Copy all lines that contain the word "this".

________________________________________

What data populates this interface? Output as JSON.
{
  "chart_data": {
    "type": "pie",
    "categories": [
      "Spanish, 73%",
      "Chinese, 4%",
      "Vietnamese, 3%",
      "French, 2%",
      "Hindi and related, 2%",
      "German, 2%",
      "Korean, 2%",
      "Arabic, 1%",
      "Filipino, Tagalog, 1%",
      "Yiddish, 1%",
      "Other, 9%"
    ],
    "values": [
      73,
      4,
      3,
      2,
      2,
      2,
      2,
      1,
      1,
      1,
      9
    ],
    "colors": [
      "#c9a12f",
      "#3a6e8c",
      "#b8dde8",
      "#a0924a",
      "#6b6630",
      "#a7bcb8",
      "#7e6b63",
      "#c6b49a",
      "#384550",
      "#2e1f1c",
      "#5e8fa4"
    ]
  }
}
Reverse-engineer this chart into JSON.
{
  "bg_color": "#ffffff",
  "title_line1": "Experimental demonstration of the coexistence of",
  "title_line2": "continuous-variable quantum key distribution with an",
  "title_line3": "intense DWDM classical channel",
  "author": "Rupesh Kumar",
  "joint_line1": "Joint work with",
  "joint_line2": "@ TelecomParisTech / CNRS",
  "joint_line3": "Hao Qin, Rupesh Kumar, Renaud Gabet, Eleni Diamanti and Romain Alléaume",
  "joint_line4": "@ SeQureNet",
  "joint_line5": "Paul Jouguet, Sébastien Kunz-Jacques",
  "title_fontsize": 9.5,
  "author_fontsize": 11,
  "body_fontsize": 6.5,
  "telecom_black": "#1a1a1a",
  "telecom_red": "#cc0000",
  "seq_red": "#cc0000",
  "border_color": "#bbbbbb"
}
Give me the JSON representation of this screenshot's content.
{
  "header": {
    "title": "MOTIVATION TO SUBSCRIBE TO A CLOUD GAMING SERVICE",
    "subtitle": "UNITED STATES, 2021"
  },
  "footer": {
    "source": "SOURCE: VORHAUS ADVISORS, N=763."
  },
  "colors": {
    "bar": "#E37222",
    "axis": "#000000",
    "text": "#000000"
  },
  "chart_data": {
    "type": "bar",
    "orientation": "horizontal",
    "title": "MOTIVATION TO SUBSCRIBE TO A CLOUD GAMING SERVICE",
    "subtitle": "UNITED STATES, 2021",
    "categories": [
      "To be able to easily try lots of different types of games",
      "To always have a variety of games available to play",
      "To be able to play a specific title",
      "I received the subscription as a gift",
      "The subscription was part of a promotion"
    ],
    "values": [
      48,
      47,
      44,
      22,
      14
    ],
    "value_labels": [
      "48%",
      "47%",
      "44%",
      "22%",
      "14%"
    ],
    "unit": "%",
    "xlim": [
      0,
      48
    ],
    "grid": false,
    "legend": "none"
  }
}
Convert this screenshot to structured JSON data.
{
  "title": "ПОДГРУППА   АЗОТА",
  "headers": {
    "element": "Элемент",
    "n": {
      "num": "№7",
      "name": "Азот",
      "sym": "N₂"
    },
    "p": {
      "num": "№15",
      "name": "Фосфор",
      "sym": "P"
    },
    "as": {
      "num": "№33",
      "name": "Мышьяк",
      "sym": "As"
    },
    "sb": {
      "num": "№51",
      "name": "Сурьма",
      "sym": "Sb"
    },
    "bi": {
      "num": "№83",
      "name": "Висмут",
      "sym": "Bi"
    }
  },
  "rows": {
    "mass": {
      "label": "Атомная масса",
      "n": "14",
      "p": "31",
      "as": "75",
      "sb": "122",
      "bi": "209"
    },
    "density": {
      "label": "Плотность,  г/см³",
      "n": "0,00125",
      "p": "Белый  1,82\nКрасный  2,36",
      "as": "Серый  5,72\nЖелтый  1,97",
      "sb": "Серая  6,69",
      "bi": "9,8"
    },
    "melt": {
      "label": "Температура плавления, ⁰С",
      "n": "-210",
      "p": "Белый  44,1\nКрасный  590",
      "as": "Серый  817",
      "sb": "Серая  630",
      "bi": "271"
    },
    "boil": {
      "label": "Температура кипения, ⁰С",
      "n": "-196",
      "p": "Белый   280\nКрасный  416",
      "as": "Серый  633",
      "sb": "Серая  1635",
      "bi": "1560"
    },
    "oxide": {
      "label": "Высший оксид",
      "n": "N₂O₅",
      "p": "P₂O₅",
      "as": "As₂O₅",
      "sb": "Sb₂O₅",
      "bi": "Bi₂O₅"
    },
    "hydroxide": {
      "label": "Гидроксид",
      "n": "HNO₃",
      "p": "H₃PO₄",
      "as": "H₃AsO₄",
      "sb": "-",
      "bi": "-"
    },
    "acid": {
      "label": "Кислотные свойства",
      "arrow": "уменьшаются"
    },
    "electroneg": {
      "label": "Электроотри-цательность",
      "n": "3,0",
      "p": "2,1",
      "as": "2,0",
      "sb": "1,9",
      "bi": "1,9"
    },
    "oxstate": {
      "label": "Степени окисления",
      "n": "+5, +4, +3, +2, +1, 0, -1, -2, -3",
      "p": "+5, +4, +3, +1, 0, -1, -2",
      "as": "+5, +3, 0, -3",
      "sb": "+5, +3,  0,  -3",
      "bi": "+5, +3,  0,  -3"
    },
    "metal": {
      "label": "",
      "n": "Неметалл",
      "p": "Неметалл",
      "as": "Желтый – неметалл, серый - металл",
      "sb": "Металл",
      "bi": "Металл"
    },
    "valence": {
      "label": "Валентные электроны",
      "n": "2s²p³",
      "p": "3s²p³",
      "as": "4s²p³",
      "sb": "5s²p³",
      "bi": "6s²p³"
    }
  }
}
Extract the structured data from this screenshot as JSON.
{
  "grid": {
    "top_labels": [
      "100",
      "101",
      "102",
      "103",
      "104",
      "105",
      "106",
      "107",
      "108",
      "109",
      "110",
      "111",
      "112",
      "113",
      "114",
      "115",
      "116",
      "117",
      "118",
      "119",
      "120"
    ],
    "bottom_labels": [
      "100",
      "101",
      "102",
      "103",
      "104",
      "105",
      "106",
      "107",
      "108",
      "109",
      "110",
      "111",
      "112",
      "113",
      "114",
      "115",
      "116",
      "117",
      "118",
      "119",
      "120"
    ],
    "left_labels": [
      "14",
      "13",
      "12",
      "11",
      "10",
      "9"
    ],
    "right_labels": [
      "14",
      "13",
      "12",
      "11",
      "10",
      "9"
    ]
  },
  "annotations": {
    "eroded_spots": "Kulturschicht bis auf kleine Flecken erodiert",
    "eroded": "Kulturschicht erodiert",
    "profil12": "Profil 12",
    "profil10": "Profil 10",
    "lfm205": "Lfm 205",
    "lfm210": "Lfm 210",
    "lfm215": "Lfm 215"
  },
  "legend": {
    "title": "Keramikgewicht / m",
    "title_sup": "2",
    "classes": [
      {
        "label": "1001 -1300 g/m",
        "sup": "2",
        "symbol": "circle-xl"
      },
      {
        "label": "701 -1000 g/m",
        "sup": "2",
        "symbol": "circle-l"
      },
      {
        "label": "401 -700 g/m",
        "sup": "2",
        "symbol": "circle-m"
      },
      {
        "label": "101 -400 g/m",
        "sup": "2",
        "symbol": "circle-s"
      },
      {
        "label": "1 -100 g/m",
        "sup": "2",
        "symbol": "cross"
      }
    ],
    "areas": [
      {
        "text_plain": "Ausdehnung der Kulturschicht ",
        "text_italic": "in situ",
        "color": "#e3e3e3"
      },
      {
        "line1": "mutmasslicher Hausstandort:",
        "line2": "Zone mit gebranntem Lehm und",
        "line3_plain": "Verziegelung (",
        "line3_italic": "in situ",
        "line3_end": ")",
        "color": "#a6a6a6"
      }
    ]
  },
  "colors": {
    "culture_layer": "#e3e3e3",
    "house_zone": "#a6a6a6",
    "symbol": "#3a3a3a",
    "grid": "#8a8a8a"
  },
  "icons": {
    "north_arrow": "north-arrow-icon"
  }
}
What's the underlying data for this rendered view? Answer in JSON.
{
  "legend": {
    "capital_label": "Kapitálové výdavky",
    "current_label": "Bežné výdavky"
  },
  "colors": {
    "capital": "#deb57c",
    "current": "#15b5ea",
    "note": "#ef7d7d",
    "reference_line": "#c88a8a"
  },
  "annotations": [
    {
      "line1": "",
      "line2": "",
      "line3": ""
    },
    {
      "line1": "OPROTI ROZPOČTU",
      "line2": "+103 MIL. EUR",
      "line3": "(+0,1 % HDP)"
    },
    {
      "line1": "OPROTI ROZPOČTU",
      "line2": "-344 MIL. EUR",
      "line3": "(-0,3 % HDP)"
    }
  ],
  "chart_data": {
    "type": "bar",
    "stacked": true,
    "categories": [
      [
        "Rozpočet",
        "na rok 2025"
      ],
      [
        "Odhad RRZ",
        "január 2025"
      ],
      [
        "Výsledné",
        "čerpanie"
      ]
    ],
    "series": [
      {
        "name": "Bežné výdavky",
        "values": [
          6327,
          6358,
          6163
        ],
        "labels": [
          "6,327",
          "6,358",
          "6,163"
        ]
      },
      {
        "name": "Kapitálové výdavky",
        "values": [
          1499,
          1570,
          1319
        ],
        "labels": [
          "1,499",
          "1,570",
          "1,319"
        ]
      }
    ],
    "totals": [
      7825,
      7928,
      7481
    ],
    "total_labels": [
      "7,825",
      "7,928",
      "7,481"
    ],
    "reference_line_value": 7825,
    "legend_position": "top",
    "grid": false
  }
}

________________________________________

#### [REPLY TO THE EXERCISE]
What data populates this interface? Output as JSON.
Reverse-engineer this chart into JSON.
Give me the JSON representation of this screenshot's content.
Convert this screenshot to structured JSON data.
Extract the structured data from this screenshot as JSON.
What's the underlying data for this rendered view? Answer in JSON.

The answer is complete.